_EXERCISE OBJECTIVE:_
Which lines hold the string "chez"? Copy every one of them.

_INPUT RECORDS:_
━━━━━━━━━━

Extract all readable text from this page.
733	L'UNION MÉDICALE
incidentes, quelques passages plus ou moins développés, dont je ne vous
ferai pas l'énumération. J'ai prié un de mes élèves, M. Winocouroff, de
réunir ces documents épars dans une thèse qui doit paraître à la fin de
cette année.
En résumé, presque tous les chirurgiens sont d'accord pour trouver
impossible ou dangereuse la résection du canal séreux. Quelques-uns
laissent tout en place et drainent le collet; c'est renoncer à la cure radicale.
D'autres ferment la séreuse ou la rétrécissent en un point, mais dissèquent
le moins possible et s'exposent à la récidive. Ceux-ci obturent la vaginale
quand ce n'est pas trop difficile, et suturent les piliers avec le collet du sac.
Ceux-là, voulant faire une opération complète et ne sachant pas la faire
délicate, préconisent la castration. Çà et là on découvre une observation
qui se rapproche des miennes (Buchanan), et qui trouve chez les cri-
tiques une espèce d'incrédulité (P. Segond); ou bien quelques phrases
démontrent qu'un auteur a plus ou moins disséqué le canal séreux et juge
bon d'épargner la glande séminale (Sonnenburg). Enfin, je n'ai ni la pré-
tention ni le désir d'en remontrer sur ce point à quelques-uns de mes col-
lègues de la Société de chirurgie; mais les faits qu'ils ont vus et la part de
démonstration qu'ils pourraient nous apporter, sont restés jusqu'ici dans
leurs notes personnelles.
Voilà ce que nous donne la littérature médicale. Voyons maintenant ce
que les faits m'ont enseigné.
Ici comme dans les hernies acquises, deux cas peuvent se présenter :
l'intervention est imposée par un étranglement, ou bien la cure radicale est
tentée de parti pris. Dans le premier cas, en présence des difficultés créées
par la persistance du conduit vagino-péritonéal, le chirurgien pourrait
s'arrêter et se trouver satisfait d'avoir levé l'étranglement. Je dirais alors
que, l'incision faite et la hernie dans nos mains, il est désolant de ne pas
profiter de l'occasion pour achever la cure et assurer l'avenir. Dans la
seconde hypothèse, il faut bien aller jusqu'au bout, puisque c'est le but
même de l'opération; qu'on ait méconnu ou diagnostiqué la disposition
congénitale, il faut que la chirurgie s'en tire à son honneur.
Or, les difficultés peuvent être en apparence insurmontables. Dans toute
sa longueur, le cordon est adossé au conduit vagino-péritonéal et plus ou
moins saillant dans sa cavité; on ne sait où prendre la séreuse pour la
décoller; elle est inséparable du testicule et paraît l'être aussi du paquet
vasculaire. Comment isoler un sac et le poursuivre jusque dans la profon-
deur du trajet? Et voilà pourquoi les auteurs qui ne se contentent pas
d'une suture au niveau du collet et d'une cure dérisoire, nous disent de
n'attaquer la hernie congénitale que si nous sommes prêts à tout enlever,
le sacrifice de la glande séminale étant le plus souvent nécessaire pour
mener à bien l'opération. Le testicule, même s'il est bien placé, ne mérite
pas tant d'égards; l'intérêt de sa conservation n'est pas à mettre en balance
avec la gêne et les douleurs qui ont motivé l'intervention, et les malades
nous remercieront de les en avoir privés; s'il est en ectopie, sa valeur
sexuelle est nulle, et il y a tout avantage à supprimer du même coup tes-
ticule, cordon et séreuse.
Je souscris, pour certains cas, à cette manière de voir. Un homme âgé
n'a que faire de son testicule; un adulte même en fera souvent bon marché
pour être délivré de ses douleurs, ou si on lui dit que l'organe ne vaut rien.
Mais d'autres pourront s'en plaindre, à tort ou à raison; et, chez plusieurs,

━━━━━━━━━━

_FULL ANSWER:_
qui se rapproche des miennes (Buchanan), et qui trouve chez les cri-
Mais d'autres pourront s'en plaindre, à tort ou à raison; et, chez plusieurs,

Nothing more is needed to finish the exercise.